THE REQUEST: Using the data beneath, show every line that includes the word "fluidity".

* begin INFORMATION GIVEN *

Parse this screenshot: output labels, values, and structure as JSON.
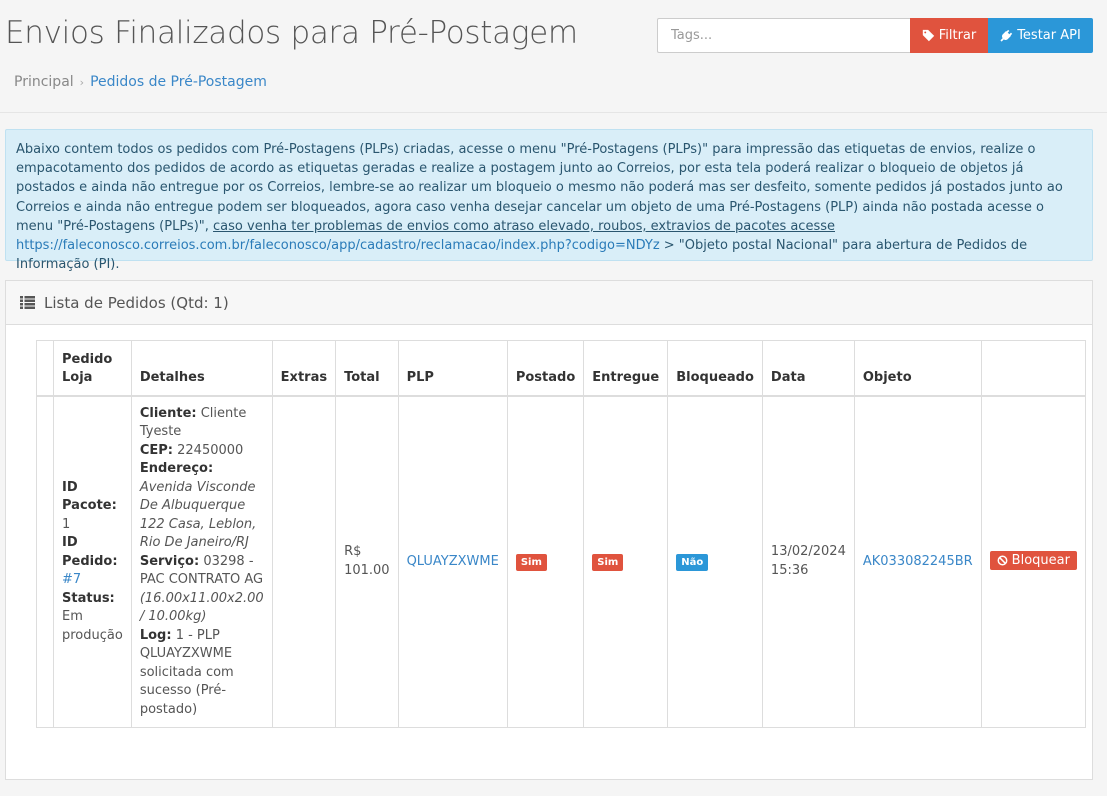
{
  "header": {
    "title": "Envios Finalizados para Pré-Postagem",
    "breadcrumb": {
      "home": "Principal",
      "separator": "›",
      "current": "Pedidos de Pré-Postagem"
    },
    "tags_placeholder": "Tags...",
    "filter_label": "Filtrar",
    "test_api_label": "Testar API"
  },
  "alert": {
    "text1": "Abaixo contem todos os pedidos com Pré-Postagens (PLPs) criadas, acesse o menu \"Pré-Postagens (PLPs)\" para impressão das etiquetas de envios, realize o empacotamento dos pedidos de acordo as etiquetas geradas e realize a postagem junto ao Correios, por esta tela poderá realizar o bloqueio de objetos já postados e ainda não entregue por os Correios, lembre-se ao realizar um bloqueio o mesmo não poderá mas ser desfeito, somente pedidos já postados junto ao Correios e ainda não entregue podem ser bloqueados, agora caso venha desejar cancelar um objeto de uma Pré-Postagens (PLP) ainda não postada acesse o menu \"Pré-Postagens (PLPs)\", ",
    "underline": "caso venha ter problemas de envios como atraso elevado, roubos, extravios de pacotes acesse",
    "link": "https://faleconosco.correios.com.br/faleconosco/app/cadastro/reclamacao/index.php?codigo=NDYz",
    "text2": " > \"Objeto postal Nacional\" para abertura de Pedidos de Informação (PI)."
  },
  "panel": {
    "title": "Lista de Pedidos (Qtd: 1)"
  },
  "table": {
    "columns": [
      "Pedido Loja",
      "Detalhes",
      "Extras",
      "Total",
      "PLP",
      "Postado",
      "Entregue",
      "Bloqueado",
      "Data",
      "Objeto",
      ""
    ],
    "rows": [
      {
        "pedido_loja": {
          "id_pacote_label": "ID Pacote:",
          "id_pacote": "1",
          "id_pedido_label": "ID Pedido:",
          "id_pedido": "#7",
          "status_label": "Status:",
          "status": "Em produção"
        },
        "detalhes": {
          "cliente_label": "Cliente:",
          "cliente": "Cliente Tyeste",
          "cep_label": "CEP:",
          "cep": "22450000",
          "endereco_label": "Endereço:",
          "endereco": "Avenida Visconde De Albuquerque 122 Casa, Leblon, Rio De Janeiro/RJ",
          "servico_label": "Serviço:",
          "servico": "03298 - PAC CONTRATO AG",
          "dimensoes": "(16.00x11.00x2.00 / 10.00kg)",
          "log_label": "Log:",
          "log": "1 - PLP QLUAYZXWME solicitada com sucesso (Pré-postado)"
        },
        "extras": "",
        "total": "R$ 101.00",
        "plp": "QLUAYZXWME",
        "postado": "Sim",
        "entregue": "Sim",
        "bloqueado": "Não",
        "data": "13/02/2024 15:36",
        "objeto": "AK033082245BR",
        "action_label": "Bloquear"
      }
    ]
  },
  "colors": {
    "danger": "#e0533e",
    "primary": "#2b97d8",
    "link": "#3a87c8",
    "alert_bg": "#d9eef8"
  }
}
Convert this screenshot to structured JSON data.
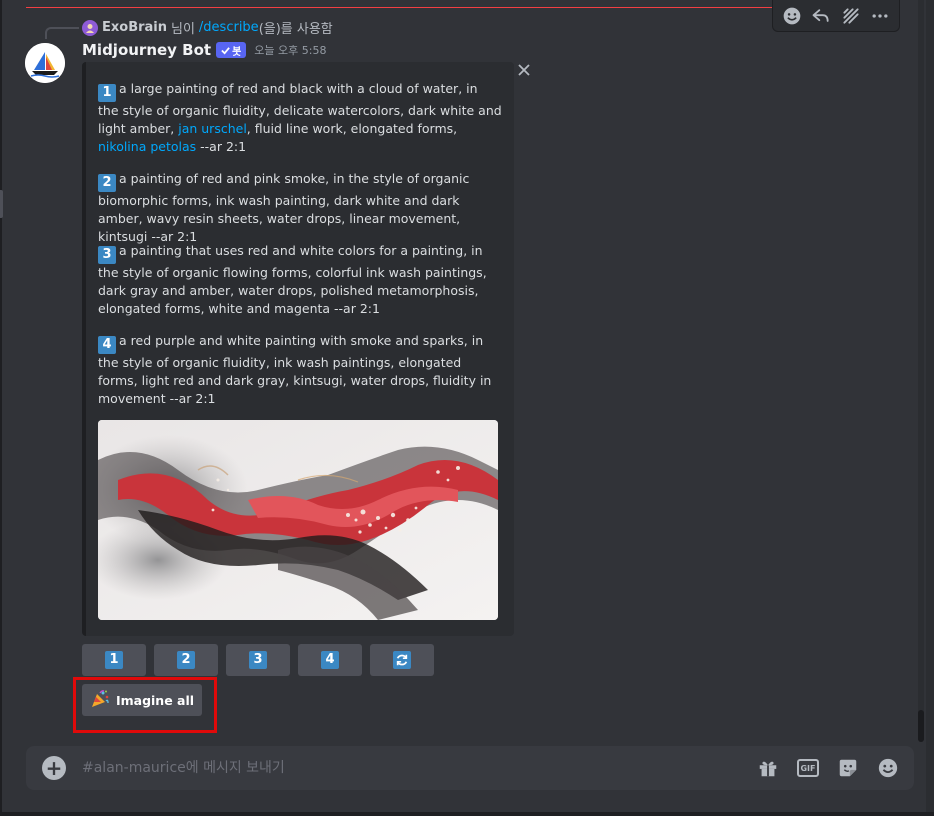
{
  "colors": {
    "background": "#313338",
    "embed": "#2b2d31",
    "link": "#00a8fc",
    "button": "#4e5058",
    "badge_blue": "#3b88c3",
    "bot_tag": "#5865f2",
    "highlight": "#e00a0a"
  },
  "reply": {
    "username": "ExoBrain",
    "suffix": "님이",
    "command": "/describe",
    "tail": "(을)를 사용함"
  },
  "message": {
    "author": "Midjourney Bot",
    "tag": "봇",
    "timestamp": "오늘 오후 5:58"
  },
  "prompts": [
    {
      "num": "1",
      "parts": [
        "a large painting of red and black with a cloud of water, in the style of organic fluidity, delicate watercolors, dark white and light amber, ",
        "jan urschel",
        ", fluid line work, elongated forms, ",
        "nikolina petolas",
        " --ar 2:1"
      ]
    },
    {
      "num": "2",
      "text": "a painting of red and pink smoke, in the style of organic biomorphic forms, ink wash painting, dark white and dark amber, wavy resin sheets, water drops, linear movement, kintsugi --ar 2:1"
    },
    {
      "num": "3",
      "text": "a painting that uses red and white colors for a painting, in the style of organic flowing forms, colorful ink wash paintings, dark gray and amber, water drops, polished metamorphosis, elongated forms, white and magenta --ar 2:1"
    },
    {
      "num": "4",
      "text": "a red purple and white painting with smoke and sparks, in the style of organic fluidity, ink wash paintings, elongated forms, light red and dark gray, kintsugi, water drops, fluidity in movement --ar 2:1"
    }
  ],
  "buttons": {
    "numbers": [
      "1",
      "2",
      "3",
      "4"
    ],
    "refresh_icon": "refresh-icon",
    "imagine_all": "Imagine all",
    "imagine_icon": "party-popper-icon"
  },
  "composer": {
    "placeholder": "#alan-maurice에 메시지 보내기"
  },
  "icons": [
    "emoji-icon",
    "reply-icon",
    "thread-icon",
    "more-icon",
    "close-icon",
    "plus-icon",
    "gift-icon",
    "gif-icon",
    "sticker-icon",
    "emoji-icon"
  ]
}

* end INFORMATION GIVEN *
* begin INFORMATION GIVEN *

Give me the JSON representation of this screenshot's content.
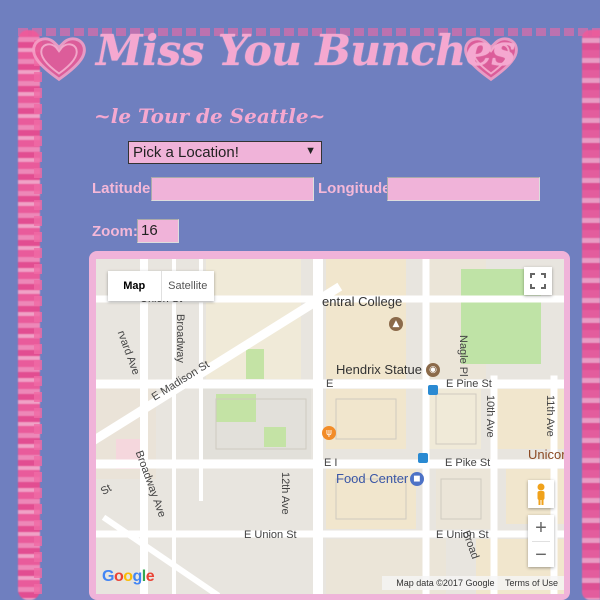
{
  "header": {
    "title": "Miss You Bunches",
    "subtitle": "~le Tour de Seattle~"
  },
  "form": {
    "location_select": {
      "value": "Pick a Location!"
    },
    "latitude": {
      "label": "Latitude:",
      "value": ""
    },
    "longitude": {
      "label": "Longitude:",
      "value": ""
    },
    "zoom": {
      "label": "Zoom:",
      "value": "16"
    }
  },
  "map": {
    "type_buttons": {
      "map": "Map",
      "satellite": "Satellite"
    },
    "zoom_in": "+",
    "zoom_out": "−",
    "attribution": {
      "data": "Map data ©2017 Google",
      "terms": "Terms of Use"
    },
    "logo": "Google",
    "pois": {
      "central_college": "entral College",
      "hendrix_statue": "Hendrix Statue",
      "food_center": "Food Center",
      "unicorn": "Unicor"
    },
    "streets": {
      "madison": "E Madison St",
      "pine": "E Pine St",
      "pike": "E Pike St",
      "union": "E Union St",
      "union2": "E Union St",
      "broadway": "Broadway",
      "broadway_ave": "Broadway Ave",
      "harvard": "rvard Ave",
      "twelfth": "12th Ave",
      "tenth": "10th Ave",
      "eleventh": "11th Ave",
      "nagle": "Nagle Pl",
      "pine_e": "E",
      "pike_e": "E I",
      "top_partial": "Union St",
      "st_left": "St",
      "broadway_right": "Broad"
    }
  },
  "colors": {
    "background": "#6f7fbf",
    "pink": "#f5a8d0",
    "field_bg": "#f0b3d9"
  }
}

* end INFORMATION GIVEN *

RESULT OF THE EXERCISE:
        "a large painting of red and black with a cloud of water, in the style of organic fluidity, delicate watercolors, dark white and light amber, ",
      "text": "a red purple and white painting with smoke and sparks, in the style of organic fluidity, ink wash paintings, elongated forms, light red and dark gray, kintsugi, water drops, fluidity in movement --ar 2:1"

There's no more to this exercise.